WHAT NEEDS TO BE DONE: Collect from the data below each line with "ylabel".

Some records:
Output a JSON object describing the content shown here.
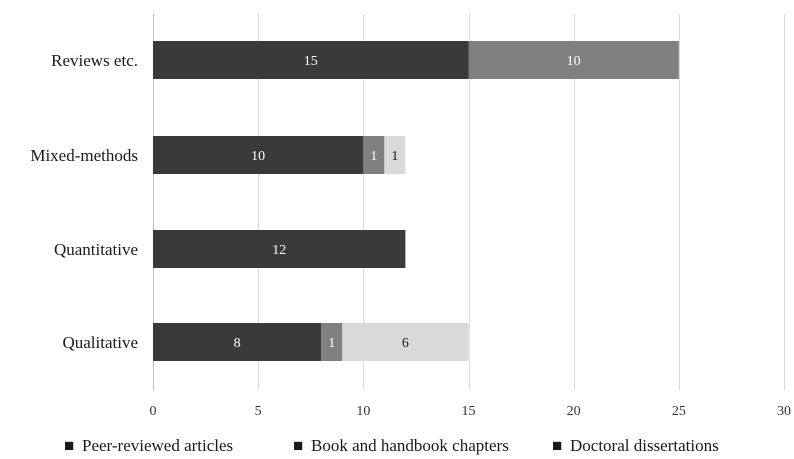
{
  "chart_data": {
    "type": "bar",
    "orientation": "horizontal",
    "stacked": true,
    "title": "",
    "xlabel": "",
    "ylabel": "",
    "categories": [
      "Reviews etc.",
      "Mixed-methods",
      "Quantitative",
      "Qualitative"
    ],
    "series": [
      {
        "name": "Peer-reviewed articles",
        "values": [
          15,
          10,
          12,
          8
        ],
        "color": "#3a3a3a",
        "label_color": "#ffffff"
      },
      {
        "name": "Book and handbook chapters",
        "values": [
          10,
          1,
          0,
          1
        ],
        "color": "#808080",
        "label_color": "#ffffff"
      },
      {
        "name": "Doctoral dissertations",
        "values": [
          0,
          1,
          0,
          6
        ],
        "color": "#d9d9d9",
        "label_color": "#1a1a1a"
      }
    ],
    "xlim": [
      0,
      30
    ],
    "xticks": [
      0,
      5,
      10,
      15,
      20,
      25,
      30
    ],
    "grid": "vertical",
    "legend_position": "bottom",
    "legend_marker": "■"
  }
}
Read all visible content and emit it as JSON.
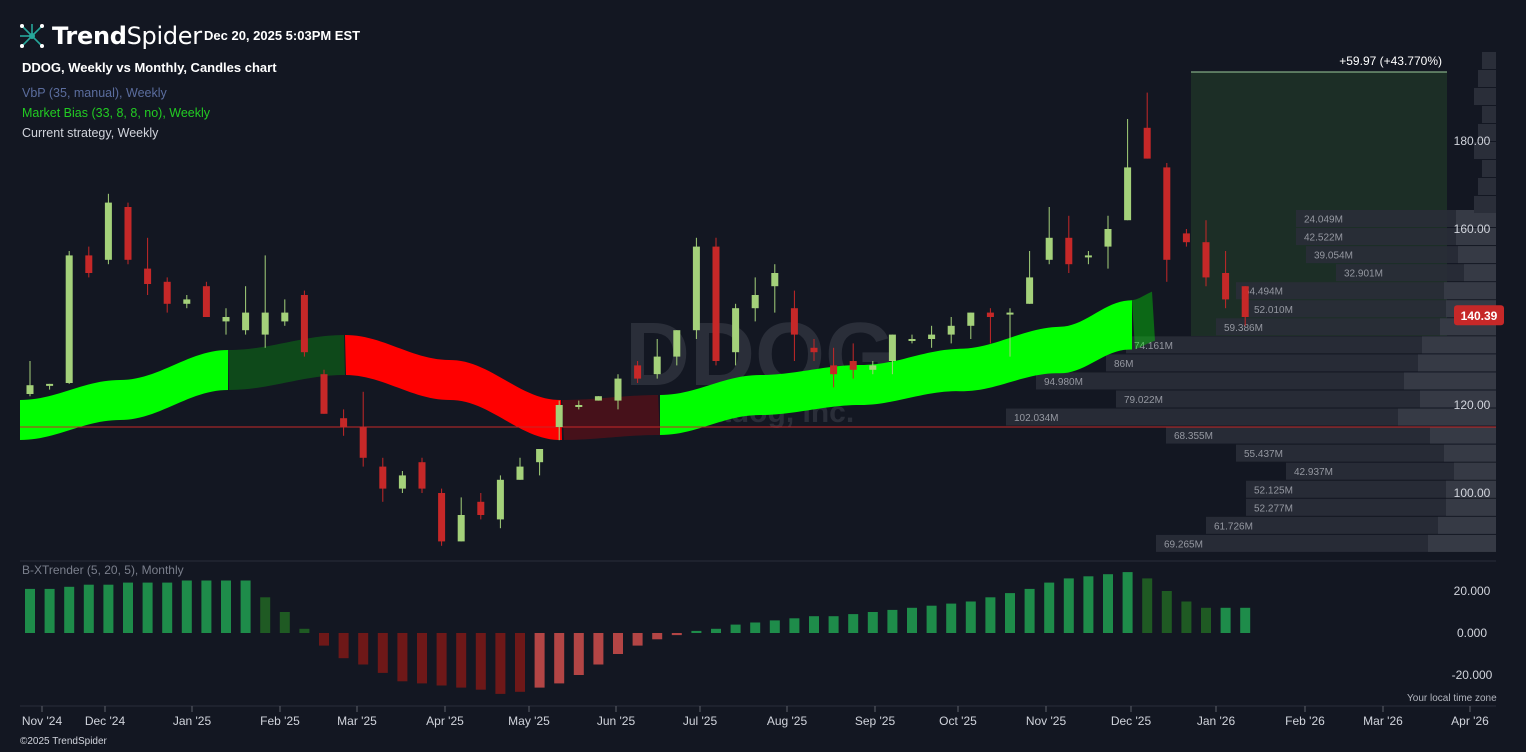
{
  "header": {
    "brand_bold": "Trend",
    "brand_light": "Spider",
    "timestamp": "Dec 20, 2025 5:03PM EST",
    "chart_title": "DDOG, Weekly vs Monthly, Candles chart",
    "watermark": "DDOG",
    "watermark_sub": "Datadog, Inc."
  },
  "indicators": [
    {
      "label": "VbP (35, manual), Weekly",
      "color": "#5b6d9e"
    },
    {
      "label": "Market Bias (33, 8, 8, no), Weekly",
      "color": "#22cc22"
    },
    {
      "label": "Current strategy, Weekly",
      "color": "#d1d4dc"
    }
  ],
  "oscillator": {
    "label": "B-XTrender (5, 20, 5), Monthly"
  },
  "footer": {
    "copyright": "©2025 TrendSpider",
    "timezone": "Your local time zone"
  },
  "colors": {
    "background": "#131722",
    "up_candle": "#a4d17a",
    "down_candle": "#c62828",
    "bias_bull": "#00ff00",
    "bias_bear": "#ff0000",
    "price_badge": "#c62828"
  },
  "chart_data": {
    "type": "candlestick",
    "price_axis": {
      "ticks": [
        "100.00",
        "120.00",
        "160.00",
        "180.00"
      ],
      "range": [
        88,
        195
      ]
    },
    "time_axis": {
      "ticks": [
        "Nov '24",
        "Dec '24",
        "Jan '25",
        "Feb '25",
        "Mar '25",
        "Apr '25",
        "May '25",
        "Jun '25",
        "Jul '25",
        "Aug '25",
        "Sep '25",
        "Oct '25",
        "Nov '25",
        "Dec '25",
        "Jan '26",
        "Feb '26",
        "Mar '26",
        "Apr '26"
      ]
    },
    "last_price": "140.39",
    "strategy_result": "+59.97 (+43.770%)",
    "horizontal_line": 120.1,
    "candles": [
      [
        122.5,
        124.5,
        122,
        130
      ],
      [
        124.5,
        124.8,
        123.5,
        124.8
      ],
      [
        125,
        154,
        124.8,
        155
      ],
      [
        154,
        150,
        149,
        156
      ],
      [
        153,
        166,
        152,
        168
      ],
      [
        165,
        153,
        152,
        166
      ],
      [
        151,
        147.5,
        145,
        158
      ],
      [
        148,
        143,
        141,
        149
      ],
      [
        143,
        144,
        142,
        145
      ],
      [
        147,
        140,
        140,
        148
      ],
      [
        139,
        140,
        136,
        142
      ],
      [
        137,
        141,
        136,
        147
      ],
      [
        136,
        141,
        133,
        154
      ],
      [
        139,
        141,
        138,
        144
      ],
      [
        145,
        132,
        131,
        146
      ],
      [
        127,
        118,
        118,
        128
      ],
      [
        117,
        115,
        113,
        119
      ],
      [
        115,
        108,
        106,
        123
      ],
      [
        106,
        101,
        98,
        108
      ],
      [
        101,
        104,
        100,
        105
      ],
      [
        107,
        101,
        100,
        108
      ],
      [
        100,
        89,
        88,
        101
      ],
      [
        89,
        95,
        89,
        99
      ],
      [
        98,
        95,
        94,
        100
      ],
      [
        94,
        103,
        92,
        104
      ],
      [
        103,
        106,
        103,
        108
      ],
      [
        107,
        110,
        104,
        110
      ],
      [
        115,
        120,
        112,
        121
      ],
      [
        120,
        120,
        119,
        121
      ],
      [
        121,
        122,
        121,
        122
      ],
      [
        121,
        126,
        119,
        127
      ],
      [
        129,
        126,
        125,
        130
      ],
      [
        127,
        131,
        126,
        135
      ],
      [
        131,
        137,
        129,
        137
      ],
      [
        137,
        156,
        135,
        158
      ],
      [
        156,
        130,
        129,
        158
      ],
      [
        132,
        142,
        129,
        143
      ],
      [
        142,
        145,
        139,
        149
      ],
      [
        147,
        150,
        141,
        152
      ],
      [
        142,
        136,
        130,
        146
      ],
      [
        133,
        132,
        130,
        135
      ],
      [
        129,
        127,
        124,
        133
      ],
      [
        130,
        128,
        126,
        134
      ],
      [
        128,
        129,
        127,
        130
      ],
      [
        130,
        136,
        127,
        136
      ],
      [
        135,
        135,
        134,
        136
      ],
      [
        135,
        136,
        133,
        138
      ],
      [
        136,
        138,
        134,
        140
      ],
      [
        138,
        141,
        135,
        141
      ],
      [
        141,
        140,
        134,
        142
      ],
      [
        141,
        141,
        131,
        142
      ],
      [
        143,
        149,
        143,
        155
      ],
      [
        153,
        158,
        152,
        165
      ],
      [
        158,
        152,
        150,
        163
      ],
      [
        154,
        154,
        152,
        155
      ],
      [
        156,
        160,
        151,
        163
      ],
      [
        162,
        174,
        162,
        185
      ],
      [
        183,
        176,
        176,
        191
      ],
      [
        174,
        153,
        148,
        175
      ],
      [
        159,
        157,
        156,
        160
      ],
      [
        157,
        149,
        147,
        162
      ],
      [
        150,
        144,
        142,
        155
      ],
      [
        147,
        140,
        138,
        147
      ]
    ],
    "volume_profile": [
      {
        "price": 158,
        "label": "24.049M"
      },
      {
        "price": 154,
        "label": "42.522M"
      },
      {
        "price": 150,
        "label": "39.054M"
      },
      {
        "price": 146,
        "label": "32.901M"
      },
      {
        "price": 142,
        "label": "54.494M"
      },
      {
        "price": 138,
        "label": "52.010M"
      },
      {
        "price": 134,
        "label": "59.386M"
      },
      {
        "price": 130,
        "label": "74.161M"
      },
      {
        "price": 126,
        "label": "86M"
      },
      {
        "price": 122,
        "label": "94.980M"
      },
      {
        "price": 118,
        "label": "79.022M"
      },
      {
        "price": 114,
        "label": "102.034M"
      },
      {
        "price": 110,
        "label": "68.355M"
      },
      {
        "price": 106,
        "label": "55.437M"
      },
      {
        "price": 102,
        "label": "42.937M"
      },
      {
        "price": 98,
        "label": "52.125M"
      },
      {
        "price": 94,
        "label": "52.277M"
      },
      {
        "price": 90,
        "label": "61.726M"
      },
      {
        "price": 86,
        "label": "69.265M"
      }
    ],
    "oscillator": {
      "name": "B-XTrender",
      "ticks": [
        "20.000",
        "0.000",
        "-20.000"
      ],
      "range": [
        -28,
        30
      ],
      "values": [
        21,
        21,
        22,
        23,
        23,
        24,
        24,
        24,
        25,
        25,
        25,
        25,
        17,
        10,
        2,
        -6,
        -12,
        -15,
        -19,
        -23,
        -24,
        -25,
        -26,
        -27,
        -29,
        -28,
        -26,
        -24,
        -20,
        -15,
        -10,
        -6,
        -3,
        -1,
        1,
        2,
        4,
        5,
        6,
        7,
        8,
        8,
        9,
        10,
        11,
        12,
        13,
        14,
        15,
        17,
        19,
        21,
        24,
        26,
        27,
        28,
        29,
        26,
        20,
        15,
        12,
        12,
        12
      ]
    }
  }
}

---

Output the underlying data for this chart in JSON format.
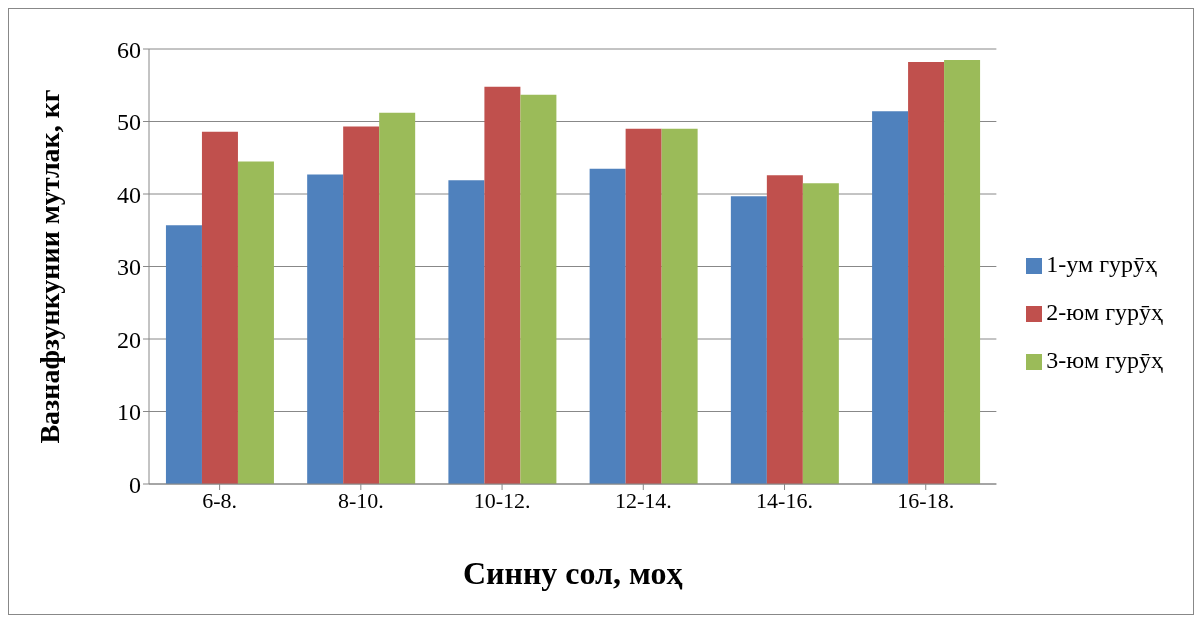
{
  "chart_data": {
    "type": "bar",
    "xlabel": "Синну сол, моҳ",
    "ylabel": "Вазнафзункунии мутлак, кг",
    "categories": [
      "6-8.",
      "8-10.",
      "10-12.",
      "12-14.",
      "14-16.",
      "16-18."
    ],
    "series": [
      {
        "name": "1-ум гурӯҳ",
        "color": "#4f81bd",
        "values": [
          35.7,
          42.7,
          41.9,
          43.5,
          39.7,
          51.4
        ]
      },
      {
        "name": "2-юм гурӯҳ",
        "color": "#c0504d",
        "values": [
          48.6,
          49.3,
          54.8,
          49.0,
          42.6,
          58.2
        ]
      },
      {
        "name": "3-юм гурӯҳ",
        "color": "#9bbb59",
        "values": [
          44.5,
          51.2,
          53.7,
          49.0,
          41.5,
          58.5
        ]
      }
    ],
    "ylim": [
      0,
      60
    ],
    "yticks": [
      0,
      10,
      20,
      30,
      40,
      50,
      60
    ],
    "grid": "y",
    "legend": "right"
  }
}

WRITTEN REPLY:
    "ylabel": "",
    "ylabel": "Вазнафзункунии мутлак, кг",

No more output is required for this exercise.